PROBLEM TO SOLVE
From the listing below, pull out every line where the string "arrow" appears.

______________________________

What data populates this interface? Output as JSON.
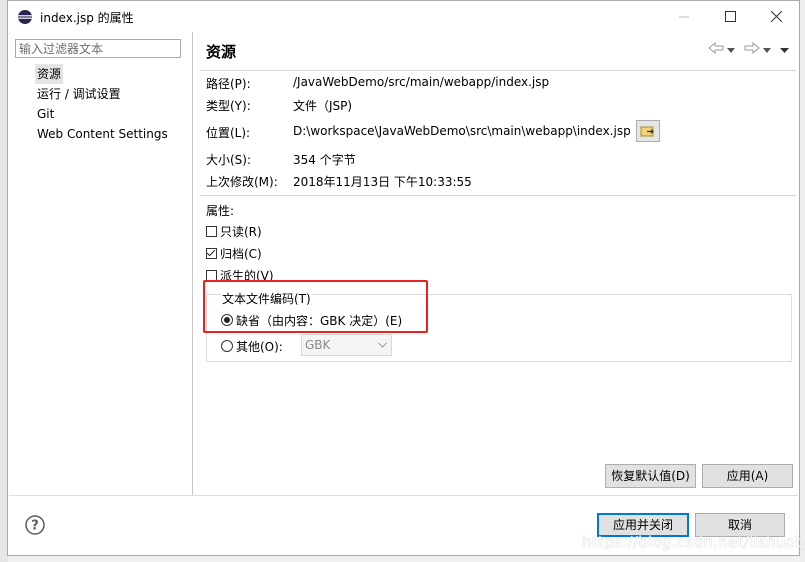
{
  "window": {
    "title": "index.jsp 的属性",
    "minimize_glyph": "—",
    "maximize_glyph": "☐",
    "close_glyph": "✕"
  },
  "filter": {
    "placeholder": "输入过滤器文本"
  },
  "tree": {
    "items": [
      {
        "label": "资源",
        "selected": true
      },
      {
        "label": "运行 / 调试设置"
      },
      {
        "label": "Git"
      },
      {
        "label": "Web Content Settings"
      }
    ]
  },
  "page": {
    "title": "资源",
    "path_label": "路径(P):",
    "path_value": "/JavaWebDemo/src/main/webapp/index.jsp",
    "type_label": "类型(Y):",
    "type_value": "文件（JSP)",
    "location_label": "位置(L):",
    "location_value": "D:\\workspace\\JavaWebDemo\\src\\main\\webapp\\index.jsp",
    "size_label": "大小(S):",
    "size_value": "354 个字节",
    "modified_label": "上次修改(M):",
    "modified_value": "2018年11月13日 下午10:33:55",
    "attributes_label": "属性:",
    "readonly_label": "只读(R)",
    "readonly_checked": false,
    "archive_label": "归档(C)",
    "archive_checked": true,
    "derived_label": "派生的(V)",
    "derived_checked": false,
    "encoding_group_label": "文本文件编码(T)",
    "default_encoding_label": "缺省（由内容：GBK 决定）(E)",
    "default_encoding_selected": true,
    "other_encoding_label": "其他(O):",
    "other_encoding_value": "GBK",
    "restore_defaults_button": "恢复默认值(D)",
    "apply_button": "应用(A)"
  },
  "footer": {
    "help_glyph": "?",
    "apply_close_button": "应用并关闭",
    "cancel_button": "取消"
  },
  "watermark": "https://blog.csdn.net/lishuoboy",
  "colors": {
    "highlight_box": "#e8231f",
    "default_button_border": "#0078d7",
    "selection": "#e5e5e5"
  },
  "icons": {
    "app": "eclipse-icon",
    "nav_back": "back-arrow-icon",
    "nav_forward": "forward-arrow-icon",
    "menu": "view-menu-icon",
    "location": "show-in-explorer-icon",
    "help": "help-icon"
  }
}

______________________________

EXERCISE SOLUTION
    "nav_back": "back-arrow-icon",
    "nav_forward": "forward-arrow-icon",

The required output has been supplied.